=== Entries shown ===
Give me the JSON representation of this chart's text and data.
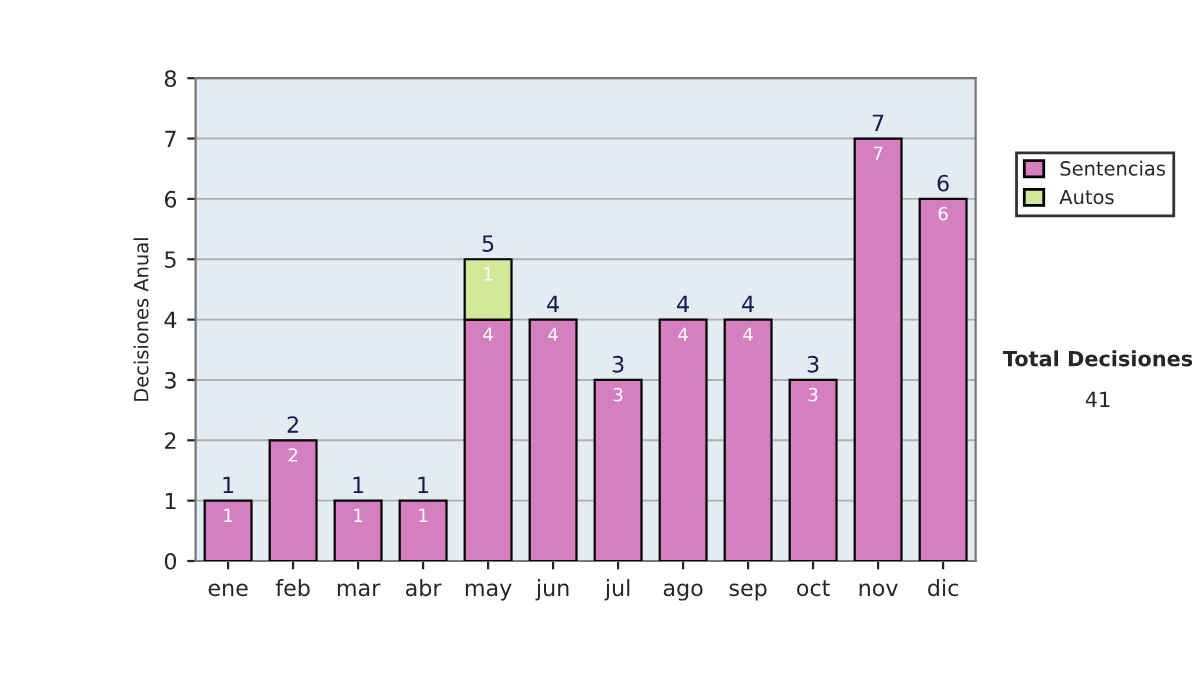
{
  "chart_data": {
    "type": "bar",
    "stacked": true,
    "ylabel": "Decisiones Anual",
    "categories": [
      "ene",
      "feb",
      "mar",
      "abr",
      "may",
      "jun",
      "jul",
      "ago",
      "sep",
      "oct",
      "nov",
      "dic"
    ],
    "series": [
      {
        "name": "Sentencias",
        "color": "#d67fc0",
        "values": [
          1,
          2,
          1,
          1,
          4,
          4,
          3,
          4,
          4,
          3,
          7,
          6
        ],
        "value_labels": [
          "1",
          "2",
          "1",
          "1",
          "4",
          "4",
          "3",
          "4",
          "4",
          "3",
          "7",
          "6"
        ]
      },
      {
        "name": "Autos",
        "color": "#d4e89a",
        "values": [
          0,
          0,
          0,
          0,
          1,
          0,
          0,
          0,
          0,
          0,
          0,
          0
        ],
        "value_labels": [
          null,
          null,
          null,
          null,
          "1",
          null,
          null,
          null,
          null,
          null,
          null,
          null
        ]
      }
    ],
    "totals": [
      "1",
      "2",
      "1",
      "1",
      "5",
      "4",
      "3",
      "4",
      "4",
      "3",
      "7",
      "6"
    ],
    "ylim": [
      0,
      8
    ],
    "yticks": [
      0,
      1,
      2,
      3,
      4,
      5,
      6,
      7,
      8
    ],
    "grid": "y",
    "legend": "right",
    "annotations": [
      "Total Decisiones",
      "41"
    ]
  }
}
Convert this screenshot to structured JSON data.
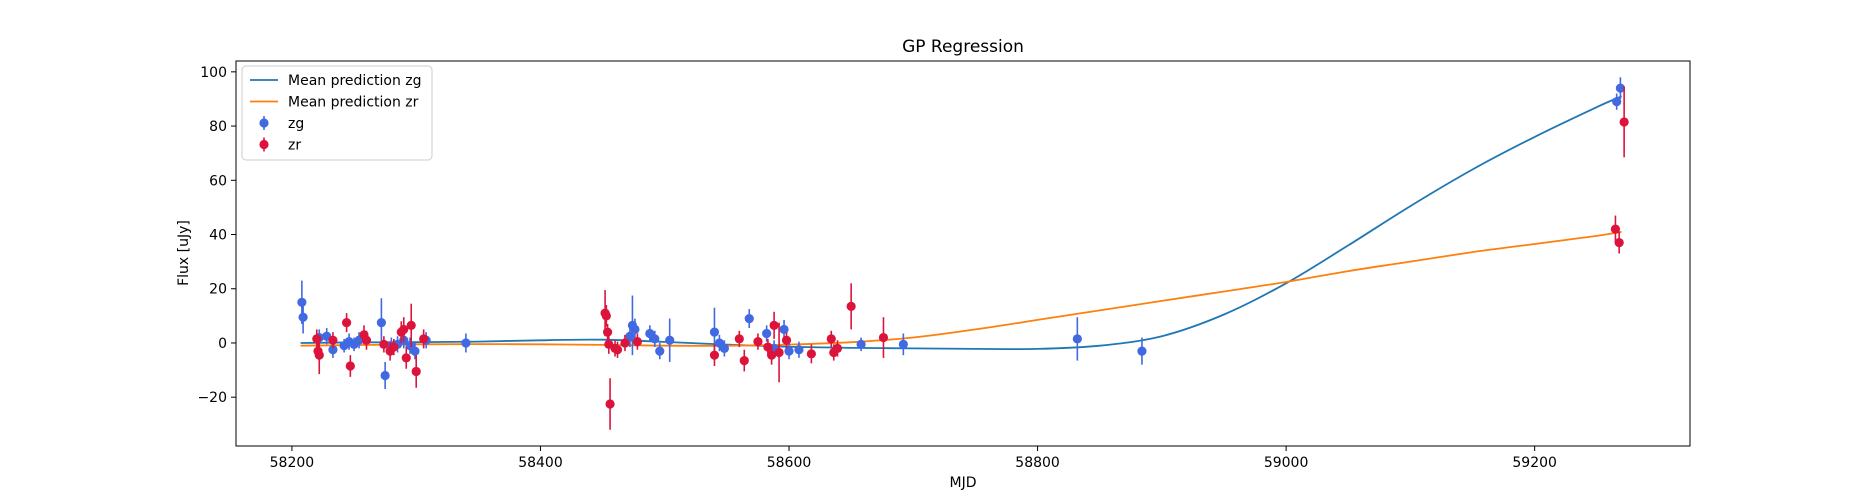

=== Instructions to follow ===
Write out the full listing verbatim, excluding its pictures.

=== Answer in full ===
Give me the JSON representation of this chart's text and data.
{
  "chart_data": {
    "type": "bar",
    "stacked": true,
    "ylabel": "Decisiones Anual",
    "categories": [
      "ene",
      "feb",
      "mar",
      "abr",
      "may",
      "jun",
      "jul",
      "ago",
      "sep",
      "oct",
      "nov",
      "dic"
    ],
    "series": [
      {
        "name": "Sentencias",
        "color": "#d67fc0",
        "values": [
          1,
          2,
          1,
          1,
          4,
          4,
          3,
          4,
          4,
          3,
          7,
          6
        ],
        "value_labels": [
          "1",
          "2",
          "1",
          "1",
          "4",
          "4",
          "3",
          "4",
          "4",
          "3",
          "7",
          "6"
        ]
      },
      {
        "name": "Autos",
        "color": "#d4e89a",
        "values": [
          0,
          0,
          0,
          0,
          1,
          0,
          0,
          0,
          0,
          0,
          0,
          0
        ],
        "value_labels": [
          null,
          null,
          null,
          null,
          "1",
          null,
          null,
          null,
          null,
          null,
          null,
          null
        ]
      }
    ],
    "totals": [
      "1",
      "2",
      "1",
      "1",
      "5",
      "4",
      "3",
      "4",
      "4",
      "3",
      "7",
      "6"
    ],
    "ylim": [
      0,
      8
    ],
    "yticks": [
      0,
      1,
      2,
      3,
      4,
      5,
      6,
      7,
      8
    ],
    "grid": "y",
    "legend": "right",
    "annotations": [
      "Total Decisiones",
      "41"
    ]
  }
}
Convert this screenshot to structured JSON data.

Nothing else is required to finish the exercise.